-- Start --
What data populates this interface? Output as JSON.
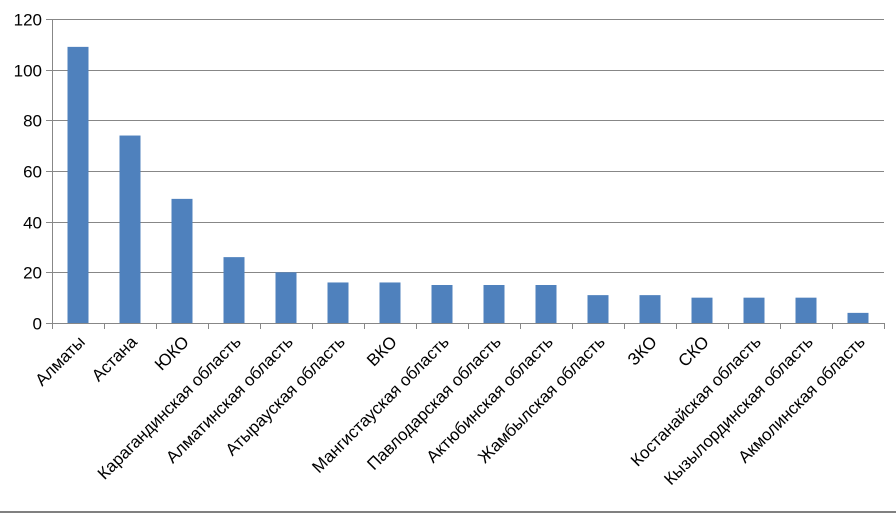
{
  "chart_data": {
    "type": "bar",
    "title": "",
    "xlabel": "",
    "ylabel": "",
    "ylim": [
      0,
      120
    ],
    "yticks": [
      0,
      20,
      40,
      60,
      80,
      100,
      120
    ],
    "grid": true,
    "legend": "none",
    "bar_color": "#4F81BD",
    "categories": [
      "Алматы",
      "Астана",
      "ЮКО",
      "Карагандинская область",
      "Алматинская область",
      "Атырауская область",
      "ВКО",
      "Мангистауская область",
      "Павлодарская область",
      "Актюбинская область",
      "Жамбылская область",
      "ЗКО",
      "СКО",
      "Костанайская область",
      "Кызылординская область",
      "Акмолинская область"
    ],
    "values": [
      109,
      74,
      49,
      26,
      20,
      16,
      16,
      15,
      15,
      15,
      11,
      11,
      10,
      10,
      10,
      4
    ]
  }
}
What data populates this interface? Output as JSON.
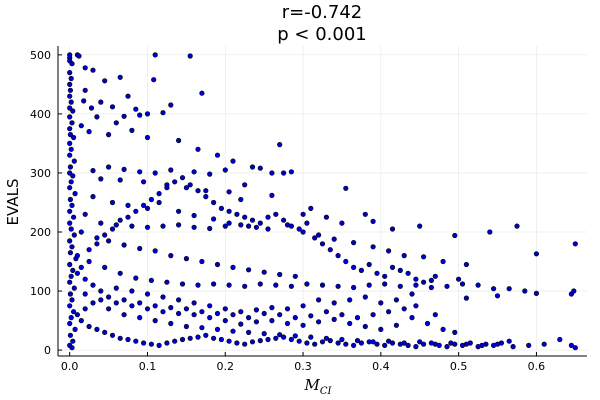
{
  "chart_data": {
    "type": "scatter",
    "title": "r=-0.742",
    "subtitle": "p < 0.001",
    "ylabel": "EVALS",
    "xlabel": "M",
    "xlabel_subscript": "CI",
    "xlim": [
      -0.015,
      0.665
    ],
    "ylim": [
      -10,
      515
    ],
    "xticks": [
      0.0,
      0.1,
      0.2,
      0.3,
      0.4,
      0.5,
      0.6
    ],
    "xtick_labels": [
      "0.0",
      "0.1",
      "0.2",
      "0.3",
      "0.4",
      "0.5",
      "0.6"
    ],
    "yticks": [
      0,
      100,
      200,
      300,
      400,
      500
    ],
    "ytick_labels": [
      "0",
      "100",
      "200",
      "300",
      "400",
      "500"
    ],
    "grid": true,
    "legend": "none",
    "marker_color": "#0000cc",
    "marker_edge": "#000000",
    "points": [
      [
        0.0,
        500
      ],
      [
        0.0,
        495
      ],
      [
        0.0,
        490
      ],
      [
        0.003,
        485
      ],
      [
        0.0,
        470
      ],
      [
        0.002,
        460
      ],
      [
        0.0,
        450
      ],
      [
        0.001,
        440
      ],
      [
        0.0,
        430
      ],
      [
        0.002,
        420
      ],
      [
        0.0,
        410
      ],
      [
        0.004,
        405
      ],
      [
        0.0,
        395
      ],
      [
        0.003,
        385
      ],
      [
        0.0,
        375
      ],
      [
        0.001,
        365
      ],
      [
        0.005,
        360
      ],
      [
        0.0,
        350
      ],
      [
        0.002,
        340
      ],
      [
        0.0,
        330
      ],
      [
        0.006,
        320
      ],
      [
        0.001,
        310
      ],
      [
        0.0,
        300
      ],
      [
        0.004,
        295
      ],
      [
        0.002,
        285
      ],
      [
        0.0,
        275
      ],
      [
        0.007,
        265
      ],
      [
        0.001,
        255
      ],
      [
        0.003,
        245
      ],
      [
        0.0,
        235
      ],
      [
        0.005,
        225
      ],
      [
        0.0,
        215
      ],
      [
        0.002,
        205
      ],
      [
        0.006,
        195
      ],
      [
        0.0,
        185
      ],
      [
        0.003,
        175
      ],
      [
        0.001,
        165
      ],
      [
        0.008,
        155
      ],
      [
        0.0,
        145
      ],
      [
        0.004,
        135
      ],
      [
        0.002,
        125
      ],
      [
        0.0,
        115
      ],
      [
        0.006,
        105
      ],
      [
        0.001,
        95
      ],
      [
        0.003,
        85
      ],
      [
        0.0,
        75
      ],
      [
        0.005,
        65
      ],
      [
        0.002,
        55
      ],
      [
        0.0,
        45
      ],
      [
        0.007,
        35
      ],
      [
        0.001,
        25
      ],
      [
        0.004,
        15
      ],
      [
        0.0,
        8
      ],
      [
        0.003,
        4
      ],
      [
        0.01,
        500
      ],
      [
        0.012,
        498
      ],
      [
        0.02,
        478
      ],
      [
        0.03,
        474
      ],
      [
        0.065,
        462
      ],
      [
        0.11,
        500
      ],
      [
        0.155,
        498
      ],
      [
        0.108,
        458
      ],
      [
        0.17,
        435
      ],
      [
        0.02,
        440
      ],
      [
        0.04,
        420
      ],
      [
        0.055,
        412
      ],
      [
        0.085,
        408
      ],
      [
        0.1,
        400
      ],
      [
        0.12,
        402
      ],
      [
        0.09,
        398
      ],
      [
        0.07,
        396
      ],
      [
        0.13,
        415
      ],
      [
        0.075,
        430
      ],
      [
        0.045,
        456
      ],
      [
        0.018,
        422
      ],
      [
        0.028,
        410
      ],
      [
        0.035,
        395
      ],
      [
        0.06,
        385
      ],
      [
        0.015,
        380
      ],
      [
        0.025,
        370
      ],
      [
        0.05,
        365
      ],
      [
        0.08,
        372
      ],
      [
        0.1,
        360
      ],
      [
        0.14,
        355
      ],
      [
        0.165,
        340
      ],
      [
        0.19,
        330
      ],
      [
        0.21,
        320
      ],
      [
        0.27,
        348
      ],
      [
        0.285,
        302
      ],
      [
        0.26,
        300
      ],
      [
        0.235,
        310
      ],
      [
        0.245,
        308
      ],
      [
        0.2,
        305
      ],
      [
        0.18,
        298
      ],
      [
        0.16,
        302
      ],
      [
        0.13,
        305
      ],
      [
        0.11,
        300
      ],
      [
        0.09,
        302
      ],
      [
        0.07,
        306
      ],
      [
        0.05,
        310
      ],
      [
        0.03,
        304
      ],
      [
        0.04,
        290
      ],
      [
        0.065,
        288
      ],
      [
        0.095,
        285
      ],
      [
        0.125,
        280
      ],
      [
        0.15,
        275
      ],
      [
        0.175,
        270
      ],
      [
        0.205,
        268
      ],
      [
        0.225,
        280
      ],
      [
        0.22,
        255
      ],
      [
        0.26,
        262
      ],
      [
        0.275,
        300
      ],
      [
        0.355,
        274
      ],
      [
        0.3,
        230
      ],
      [
        0.33,
        225
      ],
      [
        0.31,
        240
      ],
      [
        0.35,
        215
      ],
      [
        0.38,
        230
      ],
      [
        0.39,
        218
      ],
      [
        0.415,
        205
      ],
      [
        0.45,
        210
      ],
      [
        0.495,
        194
      ],
      [
        0.54,
        200
      ],
      [
        0.575,
        210
      ],
      [
        0.6,
        163
      ],
      [
        0.65,
        180
      ],
      [
        0.03,
        260
      ],
      [
        0.055,
        250
      ],
      [
        0.075,
        245
      ],
      [
        0.1,
        240
      ],
      [
        0.115,
        250
      ],
      [
        0.14,
        235
      ],
      [
        0.16,
        228
      ],
      [
        0.185,
        222
      ],
      [
        0.205,
        215
      ],
      [
        0.23,
        210
      ],
      [
        0.255,
        205
      ],
      [
        0.28,
        212
      ],
      [
        0.3,
        200
      ],
      [
        0.32,
        195
      ],
      [
        0.34,
        188
      ],
      [
        0.365,
        182
      ],
      [
        0.39,
        175
      ],
      [
        0.41,
        168
      ],
      [
        0.43,
        160
      ],
      [
        0.455,
        158
      ],
      [
        0.48,
        150
      ],
      [
        0.51,
        145
      ],
      [
        0.02,
        230
      ],
      [
        0.04,
        215
      ],
      [
        0.06,
        212
      ],
      [
        0.08,
        210
      ],
      [
        0.1,
        208
      ],
      [
        0.12,
        210
      ],
      [
        0.14,
        212
      ],
      [
        0.16,
        208
      ],
      [
        0.18,
        206
      ],
      [
        0.2,
        210
      ],
      [
        0.22,
        212
      ],
      [
        0.24,
        208
      ],
      [
        0.015,
        200
      ],
      [
        0.035,
        190
      ],
      [
        0.05,
        185
      ],
      [
        0.07,
        178
      ],
      [
        0.09,
        172
      ],
      [
        0.11,
        168
      ],
      [
        0.13,
        160
      ],
      [
        0.15,
        155
      ],
      [
        0.17,
        150
      ],
      [
        0.19,
        145
      ],
      [
        0.21,
        140
      ],
      [
        0.23,
        136
      ],
      [
        0.25,
        132
      ],
      [
        0.27,
        128
      ],
      [
        0.29,
        125
      ],
      [
        0.01,
        160
      ],
      [
        0.025,
        150
      ],
      [
        0.045,
        140
      ],
      [
        0.065,
        130
      ],
      [
        0.085,
        122
      ],
      [
        0.105,
        118
      ],
      [
        0.125,
        115
      ],
      [
        0.145,
        112
      ],
      [
        0.165,
        110
      ],
      [
        0.185,
        112
      ],
      [
        0.205,
        110
      ],
      [
        0.225,
        108
      ],
      [
        0.245,
        112
      ],
      [
        0.265,
        110
      ],
      [
        0.285,
        108
      ],
      [
        0.305,
        112
      ],
      [
        0.325,
        110
      ],
      [
        0.345,
        108
      ],
      [
        0.365,
        106
      ],
      [
        0.385,
        110
      ],
      [
        0.405,
        112
      ],
      [
        0.425,
        108
      ],
      [
        0.445,
        110
      ],
      [
        0.465,
        106
      ],
      [
        0.485,
        108
      ],
      [
        0.505,
        112
      ],
      [
        0.525,
        110
      ],
      [
        0.545,
        104
      ],
      [
        0.565,
        104
      ],
      [
        0.585,
        100
      ],
      [
        0.6,
        96
      ],
      [
        0.645,
        95
      ],
      [
        0.648,
        100
      ],
      [
        0.47,
        125
      ],
      [
        0.5,
        120
      ],
      [
        0.55,
        92
      ],
      [
        0.51,
        88
      ],
      [
        0.44,
        95
      ],
      [
        0.42,
        85
      ],
      [
        0.4,
        80
      ],
      [
        0.38,
        90
      ],
      [
        0.36,
        85
      ],
      [
        0.34,
        80
      ],
      [
        0.32,
        85
      ],
      [
        0.3,
        75
      ],
      [
        0.28,
        70
      ],
      [
        0.26,
        72
      ],
      [
        0.24,
        68
      ],
      [
        0.22,
        65
      ],
      [
        0.2,
        70
      ],
      [
        0.18,
        75
      ],
      [
        0.16,
        80
      ],
      [
        0.14,
        85
      ],
      [
        0.12,
        90
      ],
      [
        0.1,
        95
      ],
      [
        0.08,
        100
      ],
      [
        0.06,
        105
      ],
      [
        0.04,
        100
      ],
      [
        0.02,
        95
      ],
      [
        0.03,
        80
      ],
      [
        0.05,
        70
      ],
      [
        0.07,
        60
      ],
      [
        0.09,
        55
      ],
      [
        0.11,
        50
      ],
      [
        0.13,
        45
      ],
      [
        0.15,
        40
      ],
      [
        0.17,
        38
      ],
      [
        0.19,
        35
      ],
      [
        0.21,
        32
      ],
      [
        0.23,
        30
      ],
      [
        0.25,
        28
      ],
      [
        0.27,
        26
      ],
      [
        0.29,
        24
      ],
      [
        0.31,
        22
      ],
      [
        0.33,
        20
      ],
      [
        0.35,
        18
      ],
      [
        0.37,
        16
      ],
      [
        0.39,
        14
      ],
      [
        0.41,
        15
      ],
      [
        0.43,
        12
      ],
      [
        0.45,
        14
      ],
      [
        0.47,
        10
      ],
      [
        0.49,
        12
      ],
      [
        0.51,
        10
      ],
      [
        0.53,
        8
      ],
      [
        0.55,
        10
      ],
      [
        0.57,
        6
      ],
      [
        0.59,
        8
      ],
      [
        0.61,
        10
      ],
      [
        0.63,
        18
      ],
      [
        0.645,
        8
      ],
      [
        0.65,
        4
      ],
      [
        0.565,
        15
      ],
      [
        0.495,
        30
      ],
      [
        0.46,
        45
      ],
      [
        0.44,
        55
      ],
      [
        0.42,
        42
      ],
      [
        0.4,
        35
      ],
      [
        0.38,
        40
      ],
      [
        0.36,
        45
      ],
      [
        0.34,
        52
      ],
      [
        0.32,
        48
      ],
      [
        0.3,
        42
      ],
      [
        0.28,
        45
      ],
      [
        0.26,
        50
      ],
      [
        0.24,
        48
      ],
      [
        0.22,
        44
      ],
      [
        0.2,
        50
      ],
      [
        0.18,
        55
      ],
      [
        0.16,
        60
      ],
      [
        0.14,
        62
      ],
      [
        0.12,
        65
      ],
      [
        0.1,
        70
      ],
      [
        0.08,
        75
      ],
      [
        0.06,
        80
      ],
      [
        0.04,
        85
      ],
      [
        0.02,
        70
      ],
      [
        0.01,
        60
      ],
      [
        0.015,
        50
      ],
      [
        0.025,
        40
      ],
      [
        0.035,
        35
      ],
      [
        0.045,
        30
      ],
      [
        0.055,
        25
      ],
      [
        0.065,
        20
      ],
      [
        0.075,
        18
      ],
      [
        0.085,
        15
      ],
      [
        0.095,
        12
      ],
      [
        0.105,
        10
      ],
      [
        0.115,
        8
      ],
      [
        0.125,
        12
      ],
      [
        0.135,
        15
      ],
      [
        0.145,
        18
      ],
      [
        0.155,
        20
      ],
      [
        0.165,
        22
      ],
      [
        0.175,
        25
      ],
      [
        0.185,
        20
      ],
      [
        0.195,
        18
      ],
      [
        0.205,
        15
      ],
      [
        0.215,
        12
      ],
      [
        0.225,
        10
      ],
      [
        0.235,
        14
      ],
      [
        0.245,
        16
      ],
      [
        0.255,
        18
      ],
      [
        0.265,
        20
      ],
      [
        0.275,
        22
      ],
      [
        0.285,
        18
      ],
      [
        0.295,
        15
      ],
      [
        0.305,
        12
      ],
      [
        0.315,
        10
      ],
      [
        0.325,
        14
      ],
      [
        0.335,
        16
      ],
      [
        0.345,
        12
      ],
      [
        0.355,
        10
      ],
      [
        0.365,
        8
      ],
      [
        0.375,
        12
      ],
      [
        0.385,
        14
      ],
      [
        0.395,
        10
      ],
      [
        0.405,
        8
      ],
      [
        0.415,
        12
      ],
      [
        0.425,
        10
      ],
      [
        0.435,
        8
      ],
      [
        0.445,
        6
      ],
      [
        0.455,
        10
      ],
      [
        0.465,
        12
      ],
      [
        0.475,
        8
      ],
      [
        0.485,
        6
      ],
      [
        0.495,
        10
      ],
      [
        0.505,
        8
      ],
      [
        0.515,
        12
      ],
      [
        0.525,
        6
      ],
      [
        0.535,
        10
      ],
      [
        0.545,
        8
      ],
      [
        0.555,
        12
      ],
      [
        0.48,
        35
      ],
      [
        0.47,
        60
      ],
      [
        0.445,
        75
      ],
      [
        0.43,
        70
      ],
      [
        0.41,
        65
      ],
      [
        0.39,
        60
      ],
      [
        0.37,
        55
      ],
      [
        0.35,
        60
      ],
      [
        0.33,
        65
      ],
      [
        0.31,
        58
      ],
      [
        0.29,
        55
      ],
      [
        0.27,
        60
      ],
      [
        0.25,
        62
      ],
      [
        0.23,
        55
      ],
      [
        0.21,
        60
      ],
      [
        0.19,
        62
      ],
      [
        0.17,
        65
      ],
      [
        0.15,
        70
      ],
      [
        0.13,
        72
      ],
      [
        0.11,
        75
      ],
      [
        0.09,
        80
      ],
      [
        0.07,
        85
      ],
      [
        0.05,
        90
      ],
      [
        0.03,
        110
      ],
      [
        0.02,
        120
      ],
      [
        0.01,
        130
      ],
      [
        0.015,
        140
      ],
      [
        0.025,
        170
      ],
      [
        0.035,
        180
      ],
      [
        0.045,
        195
      ],
      [
        0.055,
        205
      ],
      [
        0.065,
        220
      ],
      [
        0.075,
        225
      ],
      [
        0.085,
        235
      ],
      [
        0.095,
        245
      ],
      [
        0.105,
        255
      ],
      [
        0.115,
        265
      ],
      [
        0.125,
        275
      ],
      [
        0.135,
        285
      ],
      [
        0.145,
        292
      ],
      [
        0.155,
        280
      ],
      [
        0.165,
        270
      ],
      [
        0.175,
        260
      ],
      [
        0.185,
        250
      ],
      [
        0.195,
        240
      ],
      [
        0.205,
        235
      ],
      [
        0.215,
        230
      ],
      [
        0.225,
        225
      ],
      [
        0.235,
        220
      ],
      [
        0.245,
        215
      ],
      [
        0.255,
        225
      ],
      [
        0.265,
        230
      ],
      [
        0.275,
        220
      ],
      [
        0.285,
        210
      ],
      [
        0.295,
        205
      ],
      [
        0.305,
        215
      ],
      [
        0.315,
        190
      ],
      [
        0.325,
        180
      ],
      [
        0.335,
        170
      ],
      [
        0.345,
        160
      ],
      [
        0.355,
        150
      ],
      [
        0.365,
        140
      ],
      [
        0.375,
        135
      ],
      [
        0.385,
        145
      ],
      [
        0.395,
        130
      ],
      [
        0.405,
        125
      ],
      [
        0.415,
        140
      ],
      [
        0.425,
        135
      ],
      [
        0.435,
        130
      ],
      [
        0.445,
        120
      ],
      [
        0.455,
        115
      ],
      [
        0.465,
        118
      ]
    ]
  }
}
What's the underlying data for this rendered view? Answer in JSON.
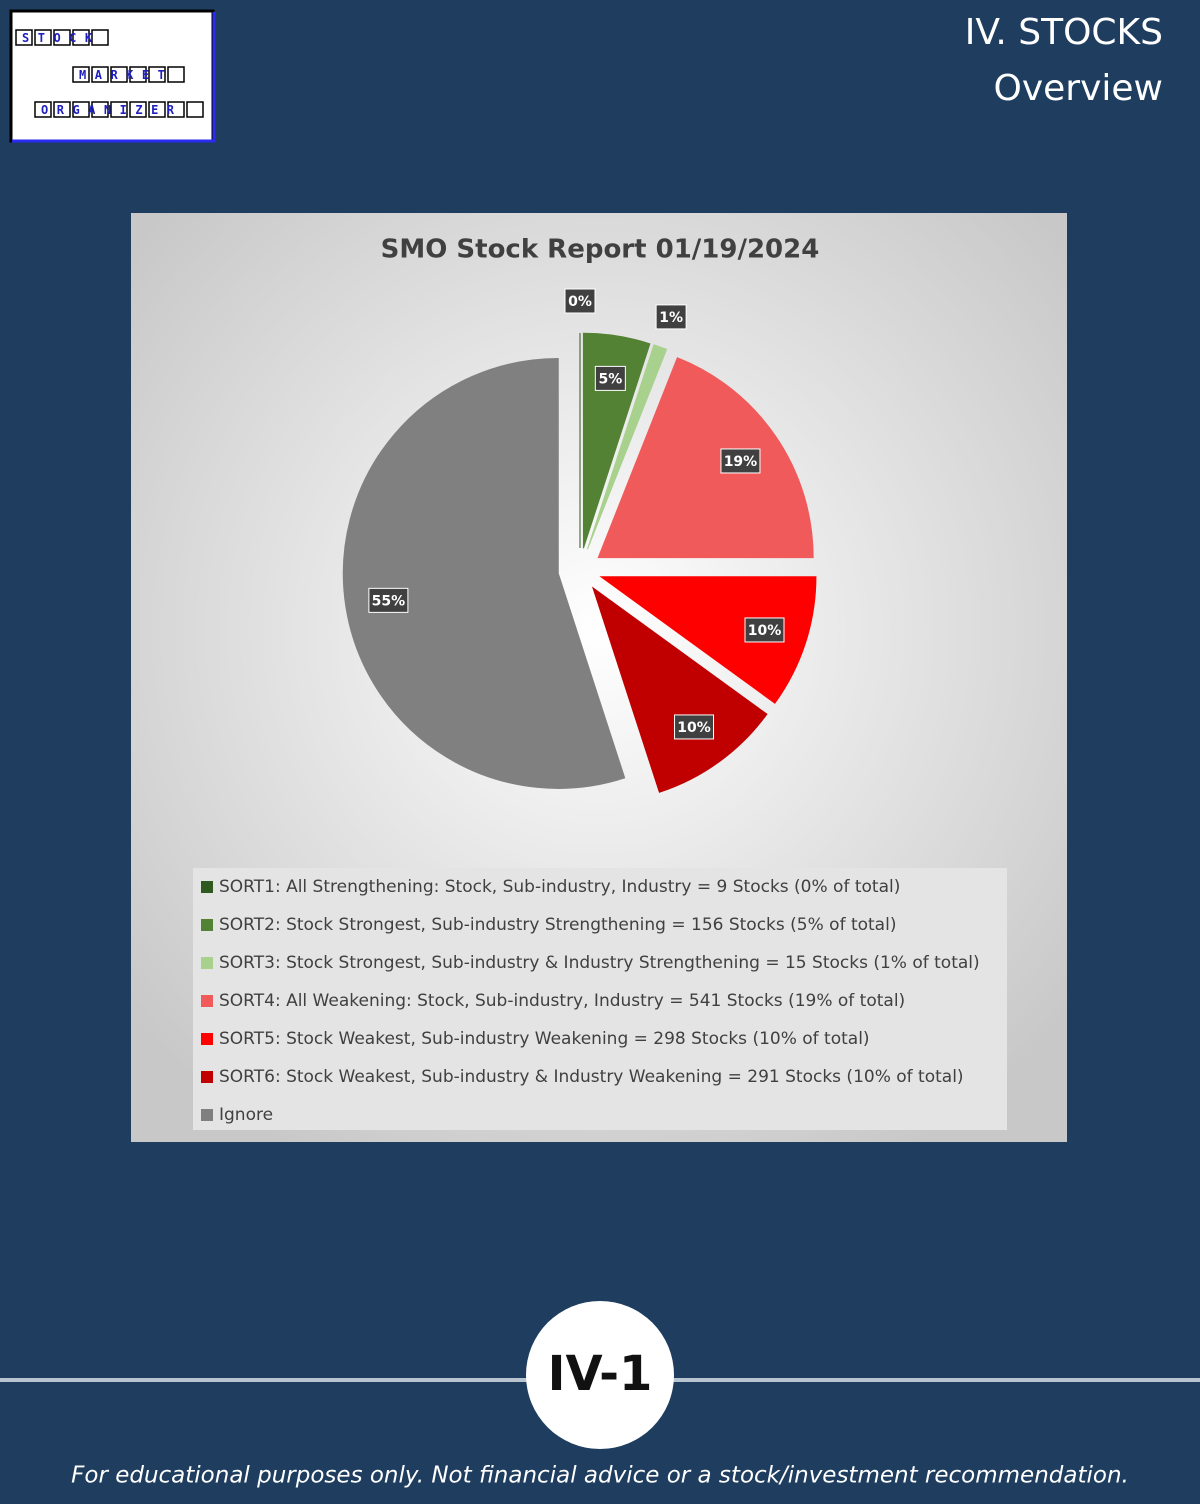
-- End --
## Set exercise
Find the lines above holding the word "область" and show them.

## Solution
      "Карагандинская область",
      "Алматинская область",
      "Атырауская область",
      "Мангистауская область",
      "Павлодарская область",
      "Актюбинская область",
      "Жамбылская область",
      "Костанайская область",
      "Кызылординская область",
      "Акмолинская область"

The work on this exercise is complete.